## Exercise description:
Give back all the data exactly, line by line.

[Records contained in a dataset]
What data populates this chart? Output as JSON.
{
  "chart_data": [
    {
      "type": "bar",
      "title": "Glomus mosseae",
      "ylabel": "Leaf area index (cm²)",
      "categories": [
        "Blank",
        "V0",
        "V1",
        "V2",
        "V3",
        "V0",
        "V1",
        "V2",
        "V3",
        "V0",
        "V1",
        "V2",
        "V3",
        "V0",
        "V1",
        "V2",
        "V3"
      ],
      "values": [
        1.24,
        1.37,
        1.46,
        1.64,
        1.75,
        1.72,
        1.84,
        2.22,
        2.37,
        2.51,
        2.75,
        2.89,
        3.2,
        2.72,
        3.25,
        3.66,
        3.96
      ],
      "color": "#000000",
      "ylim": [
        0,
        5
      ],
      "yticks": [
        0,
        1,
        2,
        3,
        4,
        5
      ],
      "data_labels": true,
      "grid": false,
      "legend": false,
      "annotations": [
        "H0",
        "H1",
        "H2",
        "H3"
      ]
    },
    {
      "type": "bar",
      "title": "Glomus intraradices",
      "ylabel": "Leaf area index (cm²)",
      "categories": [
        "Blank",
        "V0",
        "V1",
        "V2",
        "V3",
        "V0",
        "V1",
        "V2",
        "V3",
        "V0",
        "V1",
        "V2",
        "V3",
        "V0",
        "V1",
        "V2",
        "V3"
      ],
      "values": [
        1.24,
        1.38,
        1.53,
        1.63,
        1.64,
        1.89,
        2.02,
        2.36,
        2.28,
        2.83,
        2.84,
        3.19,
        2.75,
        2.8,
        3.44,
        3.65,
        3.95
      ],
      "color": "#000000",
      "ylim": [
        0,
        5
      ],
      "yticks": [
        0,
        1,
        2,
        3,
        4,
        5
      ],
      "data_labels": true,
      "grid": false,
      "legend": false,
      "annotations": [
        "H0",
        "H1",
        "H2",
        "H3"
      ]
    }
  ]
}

## Result of the exercise:
What data populates this chart? Output as JSON.
{
  "chart_data": [
    {
      "type": "bar",
      "title": "Glomus mosseae",
      "ylabel": "Leaf area index (cm²)",
      "categories": [
        "Blank",
        "V0",
        "V1",
        "V2",
        "V3",
        "V0",
        "V1",
        "V2",
        "V3",
        "V0",
        "V1",
        "V2",
        "V3",
        "V0",
        "V1",
        "V2",
        "V3"
      ],
      "values": [
        1.24,
        1.37,
        1.46,
        1.64,
        1.75,
        1.72,
        1.84,
        2.22,
        2.37,
        2.51,
        2.75,
        2.89,
        3.2,
        2.72,
        3.25,
        3.66,
        3.96
      ],
      "color": "#000000",
      "ylim": [
        0,
        5
      ],
      "yticks": [
        0,
        1,
        2,
        3,
        4,
        5
      ],
      "data_labels": true,
      "grid": false,
      "legend": false,
      "annotations": [
        "H0",
        "H1",
        "H2",
        "H3"
      ]
    },
    {
      "type": "bar",
      "title": "Glomus intraradices",
      "ylabel": "Leaf area index (cm²)",
      "categories": [
        "Blank",
        "V0",
        "V1",
        "V2",
        "V3",
        "V0",
        "V1",
        "V2",
        "V3",
        "V0",
        "V1",
        "V2",
        "V3",
        "V0",
        "V1",
        "V2",
        "V3"
      ],
      "values": [
        1.24,
        1.38,
        1.53,
        1.63,
        1.64,
        1.89,
        2.02,
        2.36,
        2.28,
        2.83,
        2.84,
        3.19,
        2.75,
        2.8,
        3.44,
        3.65,
        3.95
      ],
      "color": "#000000",
      "ylim": [
        0,
        5
      ],
      "yticks": [
        0,
        1,
        2,
        3,
        4,
        5
      ],
      "data_labels": true,
      "grid": false,
      "legend": false,
      "annotations": [
        "H0",
        "H1",
        "H2",
        "H3"
      ]
    }
  ]
}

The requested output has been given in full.